What is required:
With the pictures left out, copy the listing below exactly.

The input:

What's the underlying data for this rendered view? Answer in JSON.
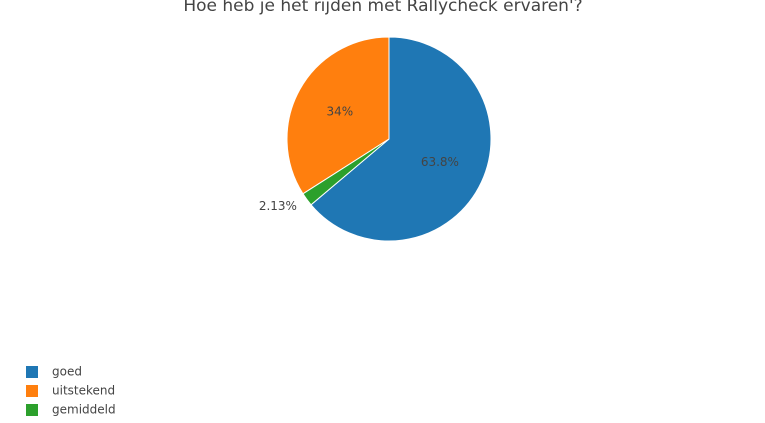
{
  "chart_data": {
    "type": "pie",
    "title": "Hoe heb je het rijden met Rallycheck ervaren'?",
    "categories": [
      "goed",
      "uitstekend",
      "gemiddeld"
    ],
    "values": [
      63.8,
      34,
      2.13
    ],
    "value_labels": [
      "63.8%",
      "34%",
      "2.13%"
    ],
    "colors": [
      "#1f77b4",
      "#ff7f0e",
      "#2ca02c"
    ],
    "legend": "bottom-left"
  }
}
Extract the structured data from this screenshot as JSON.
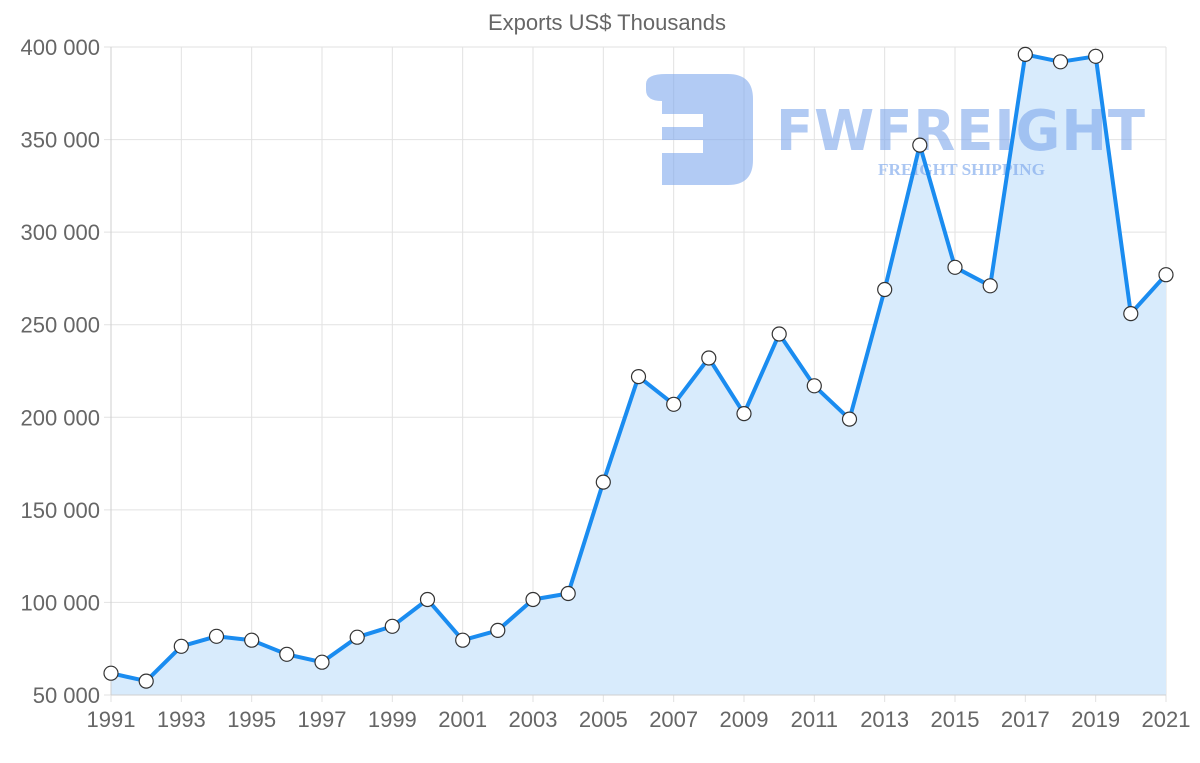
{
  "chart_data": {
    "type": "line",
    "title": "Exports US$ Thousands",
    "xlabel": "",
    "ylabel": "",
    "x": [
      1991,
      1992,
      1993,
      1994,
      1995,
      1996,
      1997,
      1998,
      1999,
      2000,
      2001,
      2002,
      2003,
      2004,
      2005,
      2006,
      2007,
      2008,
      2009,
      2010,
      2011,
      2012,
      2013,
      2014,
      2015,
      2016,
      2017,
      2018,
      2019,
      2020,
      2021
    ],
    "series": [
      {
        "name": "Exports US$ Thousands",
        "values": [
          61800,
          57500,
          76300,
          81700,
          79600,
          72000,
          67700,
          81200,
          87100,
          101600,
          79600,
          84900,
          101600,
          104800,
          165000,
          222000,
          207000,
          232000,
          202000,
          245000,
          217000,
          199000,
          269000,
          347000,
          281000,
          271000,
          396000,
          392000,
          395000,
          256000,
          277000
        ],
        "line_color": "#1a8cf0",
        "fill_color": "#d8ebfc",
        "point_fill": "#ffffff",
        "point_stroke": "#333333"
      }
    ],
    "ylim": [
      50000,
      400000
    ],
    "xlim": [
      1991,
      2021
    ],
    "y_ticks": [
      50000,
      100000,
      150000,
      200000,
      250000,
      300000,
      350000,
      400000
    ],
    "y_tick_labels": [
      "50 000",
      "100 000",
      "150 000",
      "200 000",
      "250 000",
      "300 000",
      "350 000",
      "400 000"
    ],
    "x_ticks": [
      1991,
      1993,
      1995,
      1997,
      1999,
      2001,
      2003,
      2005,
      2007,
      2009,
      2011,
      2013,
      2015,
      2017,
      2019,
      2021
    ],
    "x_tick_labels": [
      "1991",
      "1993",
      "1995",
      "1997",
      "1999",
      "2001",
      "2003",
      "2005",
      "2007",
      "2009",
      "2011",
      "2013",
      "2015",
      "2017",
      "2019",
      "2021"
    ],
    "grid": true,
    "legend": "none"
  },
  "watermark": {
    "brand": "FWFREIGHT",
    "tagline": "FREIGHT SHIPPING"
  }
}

Exercise output:
What's the underlying data for this rendered view? Answer in JSON.
{
  "chart_data": {
    "type": "pie",
    "title": "Hoe heb je het rijden met Rallycheck ervaren'?",
    "categories": [
      "goed",
      "uitstekend",
      "gemiddeld"
    ],
    "values": [
      63.8,
      34,
      2.13
    ],
    "value_labels": [
      "63.8%",
      "34%",
      "2.13%"
    ],
    "colors": [
      "#1f77b4",
      "#ff7f0e",
      "#2ca02c"
    ],
    "legend": "bottom-left"
  }
}
Extract the structured data from this screenshot as JSON.
{
  "chart_data": {
    "type": "line",
    "title": "Exports US$ Thousands",
    "xlabel": "",
    "ylabel": "",
    "x": [
      1991,
      1992,
      1993,
      1994,
      1995,
      1996,
      1997,
      1998,
      1999,
      2000,
      2001,
      2002,
      2003,
      2004,
      2005,
      2006,
      2007,
      2008,
      2009,
      2010,
      2011,
      2012,
      2013,
      2014,
      2015,
      2016,
      2017,
      2018,
      2019,
      2020,
      2021
    ],
    "series": [
      {
        "name": "Exports US$ Thousands",
        "values": [
          61800,
          57500,
          76300,
          81700,
          79600,
          72000,
          67700,
          81200,
          87100,
          101600,
          79600,
          84900,
          101600,
          104800,
          165000,
          222000,
          207000,
          232000,
          202000,
          245000,
          217000,
          199000,
          269000,
          347000,
          281000,
          271000,
          396000,
          392000,
          395000,
          256000,
          277000
        ],
        "line_color": "#1a8cf0",
        "fill_color": "#d8ebfc",
        "point_fill": "#ffffff",
        "point_stroke": "#333333"
      }
    ],
    "ylim": [
      50000,
      400000
    ],
    "xlim": [
      1991,
      2021
    ],
    "y_ticks": [
      50000,
      100000,
      150000,
      200000,
      250000,
      300000,
      350000,
      400000
    ],
    "y_tick_labels": [
      "50 000",
      "100 000",
      "150 000",
      "200 000",
      "250 000",
      "300 000",
      "350 000",
      "400 000"
    ],
    "x_ticks": [
      1991,
      1993,
      1995,
      1997,
      1999,
      2001,
      2003,
      2005,
      2007,
      2009,
      2011,
      2013,
      2015,
      2017,
      2019,
      2021
    ],
    "x_tick_labels": [
      "1991",
      "1993",
      "1995",
      "1997",
      "1999",
      "2001",
      "2003",
      "2005",
      "2007",
      "2009",
      "2011",
      "2013",
      "2015",
      "2017",
      "2019",
      "2021"
    ],
    "grid": true,
    "legend": "none"
  },
  "watermark": {
    "brand": "FWFREIGHT",
    "tagline": "FREIGHT SHIPPING"
  }
}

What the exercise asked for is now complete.